*PROBLEM DESCRIPTION*: Below are the records; collect from them each line containing the string "JSON".

* BEGIN PROVIDED RECORDS *

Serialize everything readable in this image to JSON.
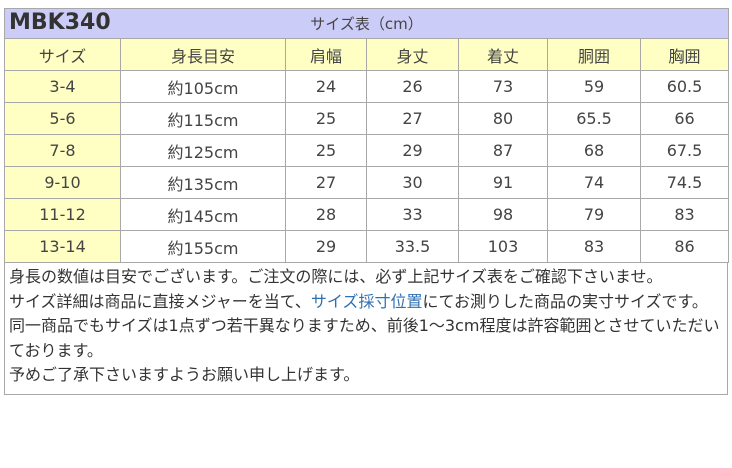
{
  "title": {
    "model": "MBK340",
    "caption": "サイズ表（cm）"
  },
  "headers": [
    "サイズ",
    "身長目安",
    "肩幅",
    "身丈",
    "着丈",
    "胴囲",
    "胸囲"
  ],
  "rows": [
    [
      "3-4",
      "約105cm",
      "24",
      "26",
      "73",
      "59",
      "60.5"
    ],
    [
      "5-6",
      "約115cm",
      "25",
      "27",
      "80",
      "65.5",
      "66"
    ],
    [
      "7-8",
      "約125cm",
      "25",
      "29",
      "87",
      "68",
      "67.5"
    ],
    [
      "9-10",
      "約135cm",
      "27",
      "30",
      "91",
      "74",
      "74.5"
    ],
    [
      "11-12",
      "約145cm",
      "28",
      "33",
      "98",
      "79",
      "83"
    ],
    [
      "13-14",
      "約155cm",
      "29",
      "33.5",
      "103",
      "83",
      "86"
    ]
  ],
  "notes": {
    "line1": "身長の数値は目安でございます。ご注文の際には、必ず上記サイズ表をご確認下さいませ。",
    "line2_before": "サイズ詳細は商品に直接メジャーを当て、",
    "line2_link": "サイズ採寸位置",
    "line2_after": "にてお測りした商品の実寸サイズです。",
    "line3": "同一商品でもサイズは1点ずつ若干異なりますため、前後1～3cm程度は許容範囲とさせていただいております。",
    "line4": "予めご了承下さいますようお願い申し上げます。"
  },
  "colors": {
    "title_bg": "#ccccf8",
    "header_bg": "#ffffc4",
    "link": "#3070b0"
  }
}
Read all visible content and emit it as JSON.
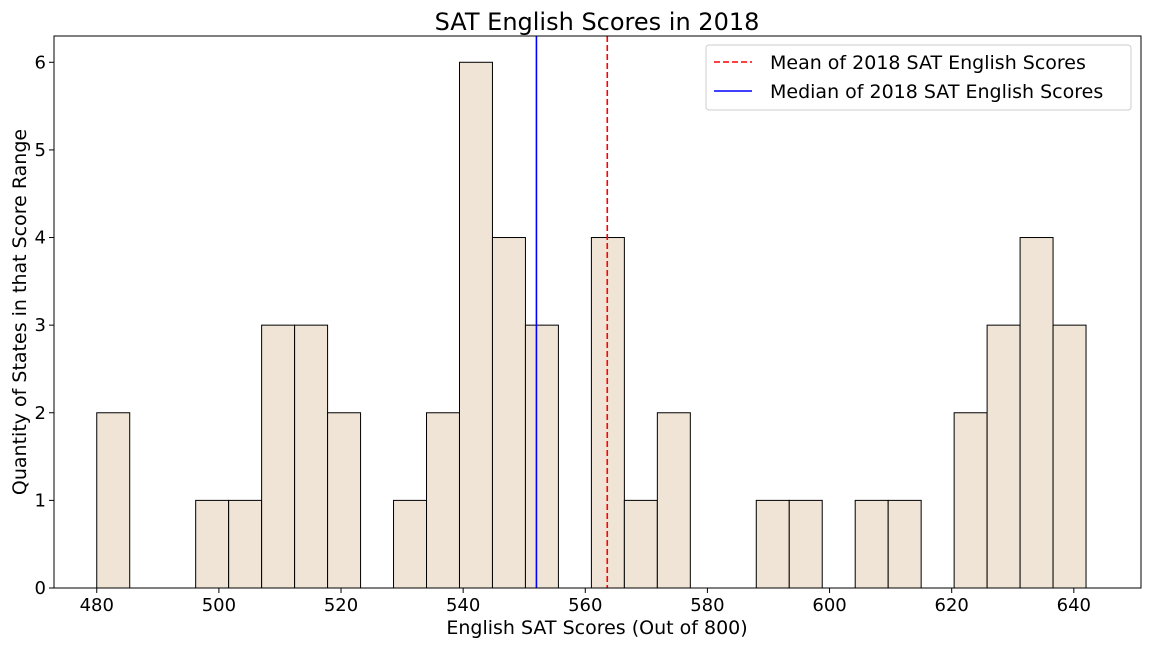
{
  "chart_data": {
    "type": "bar",
    "title": "SAT English Scores in 2018",
    "xlabel": "English SAT Scores (Out of 800)",
    "ylabel": "Quantity of States in that Score Range",
    "xlim": [
      473,
      651
    ],
    "ylim": [
      0,
      6.3
    ],
    "x_ticks": [
      480,
      500,
      520,
      540,
      560,
      580,
      600,
      620,
      640
    ],
    "y_ticks": [
      0,
      1,
      2,
      3,
      4,
      5,
      6
    ],
    "bin_edges": [
      480,
      485.4,
      490.8,
      496.2,
      501.6,
      507.0,
      512.4,
      517.8,
      523.2,
      528.6,
      534.0,
      539.4,
      544.8,
      550.2,
      555.6,
      561.0,
      566.4,
      571.8,
      577.2,
      582.6,
      588.0,
      593.4,
      598.8,
      604.2,
      609.6,
      615.0,
      620.4,
      625.8,
      631.2,
      636.6,
      642.0
    ],
    "values": [
      2,
      0,
      0,
      1,
      1,
      3,
      3,
      2,
      0,
      1,
      2,
      6,
      4,
      3,
      0,
      4,
      1,
      2,
      0,
      0,
      1,
      1,
      0,
      1,
      1,
      0,
      2,
      3,
      4,
      3
    ],
    "bar_color": "#efe4d6",
    "bar_edge_color": "#000000",
    "reference_lines": [
      {
        "name": "Mean of 2018 SAT English Scores",
        "x": 563.6,
        "color": "#ff0000",
        "style": "dashed"
      },
      {
        "name": "Median of 2018 SAT English Scores",
        "x": 552.0,
        "color": "#0000ff",
        "style": "solid"
      }
    ],
    "legend_position": "top-right",
    "grid": false
  }
}
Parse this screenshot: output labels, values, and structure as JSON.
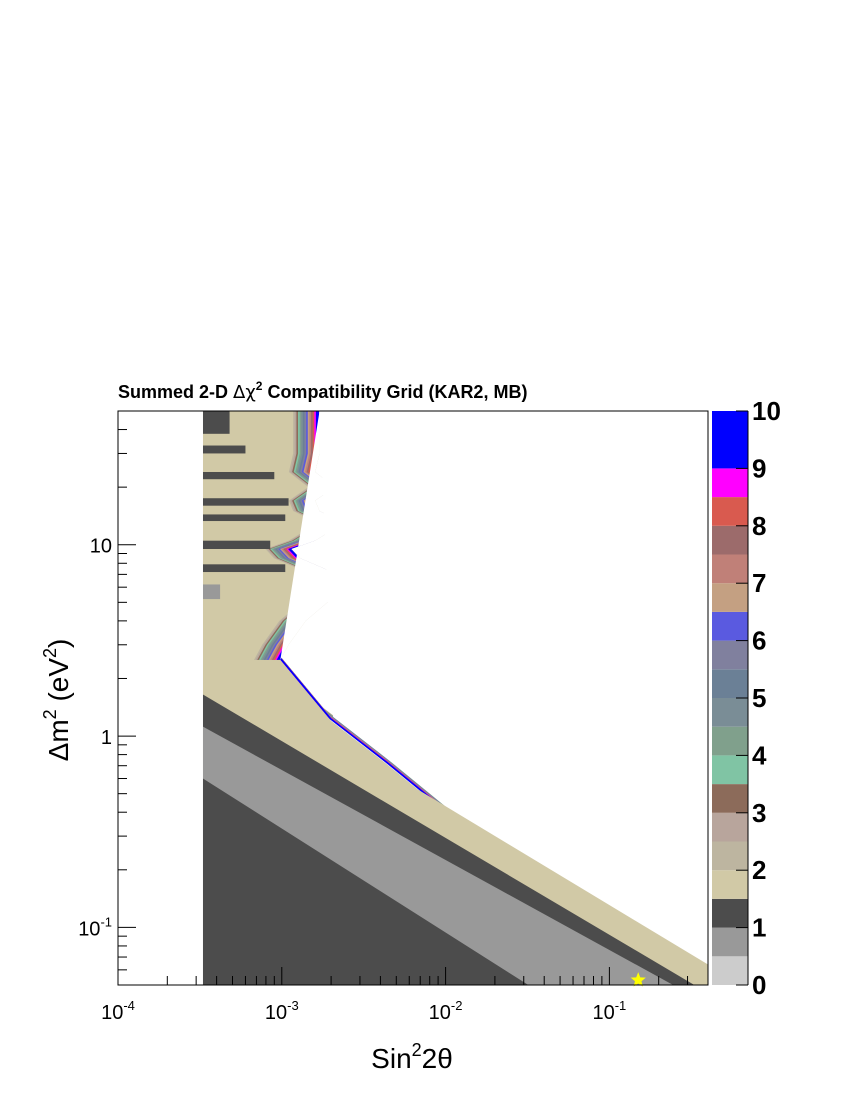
{
  "chart_data": {
    "type": "heatmap",
    "title_prefix": "Summed 2-D ",
    "title_symbol": "Δχ",
    "title_sup": "2",
    "title_suffix": " Compatibility Grid (KAR2, MB)",
    "xlabel_base": "Sin",
    "xlabel_sup": "2",
    "xlabel_tail": "2θ",
    "ylabel_base": "Δm",
    "ylabel_sup": "2",
    "ylabel_open": " (eV",
    "ylabel_sup2": "2",
    "ylabel_close": ")",
    "x_scale": "log",
    "y_scale": "log",
    "xlim": [
      0.0001,
      0.4
    ],
    "ylim": [
      0.05,
      50
    ],
    "x_ticks": [
      {
        "value": 0.0001,
        "base": "10",
        "exp": "-4"
      },
      {
        "value": 0.001,
        "base": "10",
        "exp": "-3"
      },
      {
        "value": 0.01,
        "base": "10",
        "exp": "-2"
      },
      {
        "value": 0.1,
        "base": "10",
        "exp": "-1"
      }
    ],
    "y_ticks": [
      {
        "value": 0.1,
        "base": "10",
        "exp": "-1"
      },
      {
        "value": 1,
        "base": "1",
        "exp": ""
      },
      {
        "value": 10,
        "base": "10",
        "exp": ""
      }
    ],
    "z_range": [
      0,
      10
    ],
    "colorbar_labels": [
      "0",
      "1",
      "2",
      "3",
      "4",
      "5",
      "6",
      "7",
      "8",
      "9",
      "10"
    ],
    "colorbar": [
      {
        "from": 0.0,
        "to": 0.5,
        "color": "#cccccc"
      },
      {
        "from": 0.5,
        "to": 1.0,
        "color": "#999999"
      },
      {
        "from": 1.0,
        "to": 1.5,
        "color": "#4c4c4c"
      },
      {
        "from": 1.5,
        "to": 2.0,
        "color": "#d1c9a6"
      },
      {
        "from": 2.0,
        "to": 2.5,
        "color": "#bdb5a0"
      },
      {
        "from": 2.5,
        "to": 3.0,
        "color": "#b8a59c"
      },
      {
        "from": 3.0,
        "to": 3.5,
        "color": "#8c6b5a"
      },
      {
        "from": 3.5,
        "to": 4.0,
        "color": "#80c4a4"
      },
      {
        "from": 4.0,
        "to": 4.5,
        "color": "#80a08c"
      },
      {
        "from": 4.5,
        "to": 5.0,
        "color": "#7a8d96"
      },
      {
        "from": 5.0,
        "to": 5.5,
        "color": "#6b8096"
      },
      {
        "from": 5.5,
        "to": 6.0,
        "color": "#80809e"
      },
      {
        "from": 6.0,
        "to": 6.5,
        "color": "#5a5ae0"
      },
      {
        "from": 6.5,
        "to": 7.0,
        "color": "#c4a082"
      },
      {
        "from": 7.0,
        "to": 7.5,
        "color": "#c08078"
      },
      {
        "from": 7.5,
        "to": 8.0,
        "color": "#9c6b6b"
      },
      {
        "from": 8.0,
        "to": 8.5,
        "color": "#d95a4f"
      },
      {
        "from": 8.5,
        "to": 9.0,
        "color": "#ff00ff"
      },
      {
        "from": 9.0,
        "to": 10.0,
        "color": "#0000ff"
      },
      {
        "from": 10.0,
        "to": 10.5,
        "color": "#ffffff"
      }
    ],
    "x_grid_min": 0.00033,
    "blank_color": "#ffffff",
    "lower_bands": [
      {
        "color": "#4c4c4c",
        "line": [
          [
            0.00033,
            0.6
          ],
          [
            0.032,
            0.05
          ]
        ]
      },
      {
        "color": "#999999",
        "line": [
          [
            0.00033,
            1.12
          ],
          [
            0.245,
            0.05
          ]
        ]
      },
      {
        "color": "#4c4c4c",
        "line": [
          [
            0.00033,
            1.65
          ],
          [
            0.33,
            0.05
          ]
        ]
      },
      {
        "color": "#d1c9a6",
        "line": [
          [
            0.00033,
            2.5
          ],
          [
            0.4,
            0.064
          ]
        ]
      }
    ],
    "contour_ref": [
      [
        0.00098,
        2.5
      ],
      [
        0.002,
        1.2
      ],
      [
        0.0045,
        0.7
      ],
      [
        0.01,
        0.4
      ],
      [
        0.02,
        0.26
      ],
      [
        0.05,
        0.148
      ],
      [
        0.1,
        0.1
      ],
      [
        0.2,
        0.07
      ],
      [
        0.4,
        0.052
      ]
    ],
    "contour_colors": [
      "#d1c9a6",
      "#bdb5a0",
      "#b8a59c",
      "#8c6b5a",
      "#80c4a4",
      "#80a08c",
      "#7a8d96",
      "#6b8096",
      "#80809e",
      "#5a5ae0",
      "#c4a082",
      "#c08078",
      "#9c6b6b",
      "#d95a4f",
      "#ff00ff",
      "#0000ff"
    ],
    "upper_boundary": [
      [
        0.00098,
        2.5
      ],
      [
        0.0011,
        3.0
      ],
      [
        0.0014,
        4.0
      ],
      [
        0.0019,
        5.0
      ],
      [
        0.0026,
        6.3
      ],
      [
        0.0022,
        7.0
      ],
      [
        0.0013,
        8.5
      ],
      [
        0.00115,
        9.5
      ],
      [
        0.0016,
        10.5
      ],
      [
        0.0024,
        13.0
      ],
      [
        0.0017,
        15.0
      ],
      [
        0.0016,
        17.0
      ],
      [
        0.0021,
        20.0
      ],
      [
        0.0016,
        24.0
      ],
      [
        0.0017,
        30.0
      ],
      [
        0.0017,
        50.0
      ]
    ],
    "upper_left_stripes": [
      {
        "color": "#4c4c4c",
        "y": [
          38,
          50
        ],
        "x_end": 0.00048
      },
      {
        "color": "#4c4c4c",
        "y": [
          30,
          33
        ],
        "x_end": 0.0006
      },
      {
        "color": "#4c4c4c",
        "y": [
          22,
          24
        ],
        "x_end": 0.0009
      },
      {
        "color": "#4c4c4c",
        "y": [
          16,
          17.5
        ],
        "x_end": 0.0011
      },
      {
        "color": "#4c4c4c",
        "y": [
          13.3,
          14.4
        ],
        "x_end": 0.00105
      },
      {
        "color": "#4c4c4c",
        "y": [
          9.5,
          10.5
        ],
        "x_end": 0.00085
      },
      {
        "color": "#4c4c4c",
        "y": [
          7.2,
          7.9
        ],
        "x_end": 0.00105
      },
      {
        "color": "#999999",
        "y": [
          5.2,
          6.2
        ],
        "x_end": 0.00042
      }
    ],
    "best_fit": {
      "x": 0.15,
      "y": 0.053,
      "color": "#ffff00"
    }
  }
}
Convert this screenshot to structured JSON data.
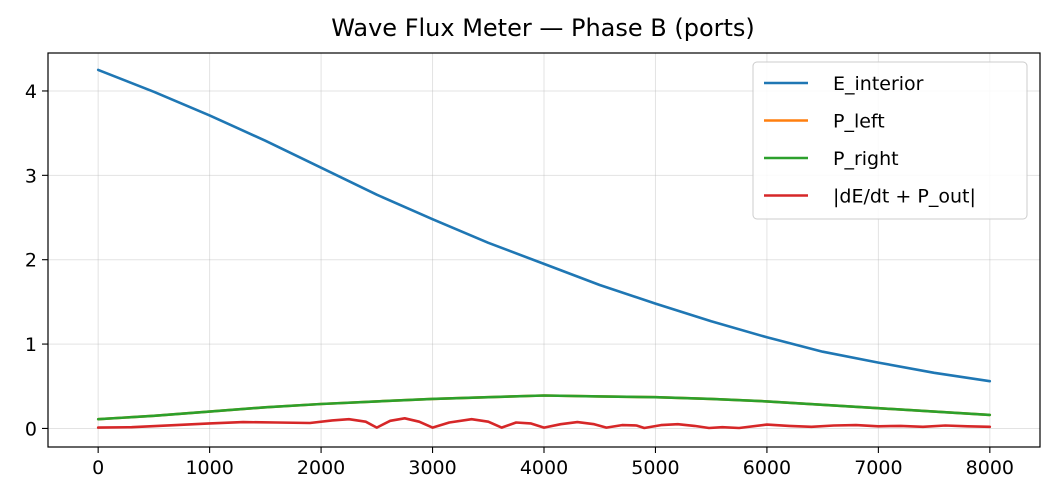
{
  "chart_data": {
    "type": "line",
    "title": "Wave Flux Meter — Phase B (ports)",
    "xlabel": "",
    "ylabel": "",
    "xlim": [
      -450,
      8450
    ],
    "ylim": [
      -0.22,
      4.45
    ],
    "x_ticks": [
      0,
      1000,
      2000,
      3000,
      4000,
      5000,
      6000,
      7000,
      8000
    ],
    "y_ticks": [
      0,
      1,
      2,
      3,
      4
    ],
    "grid": true,
    "legend_position": "top-right",
    "series": [
      {
        "name": "E_interior",
        "color": "#1f77b4",
        "x": [
          0,
          500,
          1000,
          1500,
          2000,
          2500,
          3000,
          3500,
          4000,
          4500,
          5000,
          5500,
          6000,
          6500,
          7000,
          7500,
          8000
        ],
        "y": [
          4.25,
          3.99,
          3.71,
          3.41,
          3.09,
          2.77,
          2.48,
          2.2,
          1.95,
          1.7,
          1.48,
          1.27,
          1.08,
          0.91,
          0.78,
          0.66,
          0.56
        ]
      },
      {
        "name": "P_left",
        "color": "#ff7f0e",
        "x": [
          0,
          500,
          1000,
          1500,
          2000,
          2500,
          3000,
          3500,
          4000,
          4500,
          5000,
          5500,
          6000,
          6500,
          7000,
          7500,
          8000
        ],
        "y": [
          0.11,
          0.15,
          0.2,
          0.25,
          0.29,
          0.32,
          0.35,
          0.37,
          0.39,
          0.38,
          0.37,
          0.35,
          0.32,
          0.28,
          0.24,
          0.2,
          0.16
        ]
      },
      {
        "name": "P_right",
        "color": "#2ca02c",
        "x": [
          0,
          500,
          1000,
          1500,
          2000,
          2500,
          3000,
          3500,
          4000,
          4500,
          5000,
          5500,
          6000,
          6500,
          7000,
          7500,
          8000
        ],
        "y": [
          0.11,
          0.15,
          0.2,
          0.25,
          0.29,
          0.32,
          0.35,
          0.37,
          0.39,
          0.38,
          0.37,
          0.35,
          0.32,
          0.28,
          0.24,
          0.2,
          0.16
        ]
      },
      {
        "name": "|dE/dt + P_out|",
        "color": "#d62728",
        "x": [
          0,
          300,
          700,
          1000,
          1300,
          1600,
          1900,
          2100,
          2250,
          2400,
          2500,
          2620,
          2750,
          2880,
          3000,
          3150,
          3350,
          3500,
          3620,
          3750,
          3880,
          4000,
          4150,
          4300,
          4450,
          4560,
          4700,
          4830,
          4900,
          5050,
          5200,
          5350,
          5480,
          5600,
          5750,
          6000,
          6200,
          6400,
          6600,
          6800,
          7000,
          7200,
          7400,
          7600,
          7800,
          8000
        ],
        "y": [
          0.01,
          0.015,
          0.04,
          0.06,
          0.075,
          0.07,
          0.065,
          0.095,
          0.11,
          0.08,
          0.01,
          0.09,
          0.12,
          0.08,
          0.01,
          0.07,
          0.11,
          0.08,
          0.01,
          0.07,
          0.06,
          0.01,
          0.05,
          0.075,
          0.05,
          0.01,
          0.04,
          0.035,
          0.005,
          0.04,
          0.05,
          0.03,
          0.005,
          0.015,
          0.005,
          0.045,
          0.03,
          0.02,
          0.035,
          0.04,
          0.025,
          0.03,
          0.02,
          0.035,
          0.025,
          0.02
        ]
      }
    ]
  }
}
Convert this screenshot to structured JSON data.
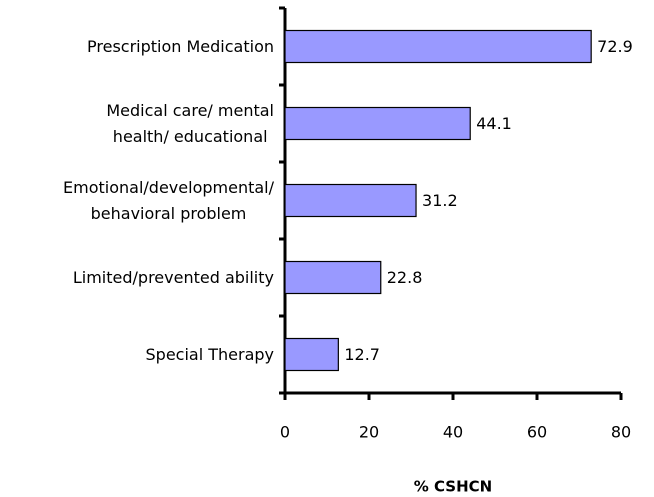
{
  "chart_data": {
    "type": "hbar",
    "categories": [
      "Prescription Medication",
      "Medical care/ mental\nhealth/ educational",
      "Emotional/developmental/\nbehavioral problem",
      "Limited/prevented ability",
      "Special Therapy"
    ],
    "values": [
      72.9,
      44.1,
      31.2,
      22.8,
      12.7
    ],
    "color": "#9999ff",
    "xlim": [
      0,
      80
    ],
    "xticks": [
      0,
      20,
      40,
      60,
      80
    ],
    "xlabel": "% CSHCN"
  }
}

* END PROVIDED RECORDS *

*RESPONSE TO THIS EXERCISE*:
Serialize everything readable in this image to JSON.
Read all visible content and emit it as JSON.
Parse this screenshot: output labels, values, and structure as JSON.
Convert this screenshot to structured JSON data.
Convert this screenshot to structured JSON data.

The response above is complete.